Work to do
Leave out every picture, then transcribe the rest of the listing exactly.
>> begin
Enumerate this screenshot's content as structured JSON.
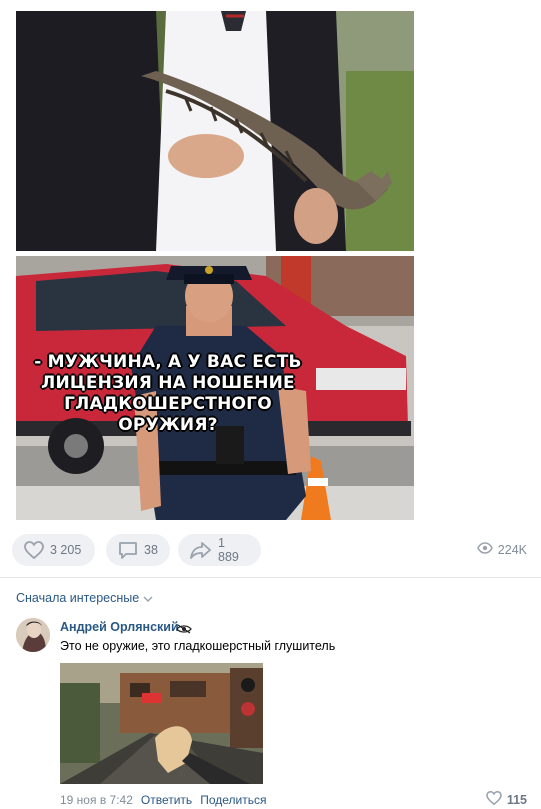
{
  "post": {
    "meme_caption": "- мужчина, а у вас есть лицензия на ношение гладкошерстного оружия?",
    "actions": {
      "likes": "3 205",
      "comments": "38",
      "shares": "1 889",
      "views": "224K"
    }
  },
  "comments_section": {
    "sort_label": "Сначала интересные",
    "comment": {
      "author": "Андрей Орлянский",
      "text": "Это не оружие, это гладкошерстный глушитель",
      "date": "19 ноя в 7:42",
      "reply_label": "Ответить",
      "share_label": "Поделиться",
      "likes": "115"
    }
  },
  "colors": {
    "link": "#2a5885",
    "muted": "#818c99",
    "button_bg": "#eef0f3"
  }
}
>> end
Response
Enumerate this screenshot's content as structured JSON.
{
  "post": {
    "meme_caption": "- мужчина, а у вас есть лицензия на ношение гладкошерстного оружия?",
    "actions": {
      "likes": "3 205",
      "comments": "38",
      "shares": "1 889",
      "views": "224K"
    }
  },
  "comments_section": {
    "sort_label": "Сначала интересные",
    "comment": {
      "author": "Андрей Орлянский",
      "text": "Это не оружие, это гладкошерстный глушитель",
      "date": "19 ноя в 7:42",
      "reply_label": "Ответить",
      "share_label": "Поделиться",
      "likes": "115"
    }
  },
  "colors": {
    "link": "#2a5885",
    "muted": "#818c99",
    "button_bg": "#eef0f3"
  }
}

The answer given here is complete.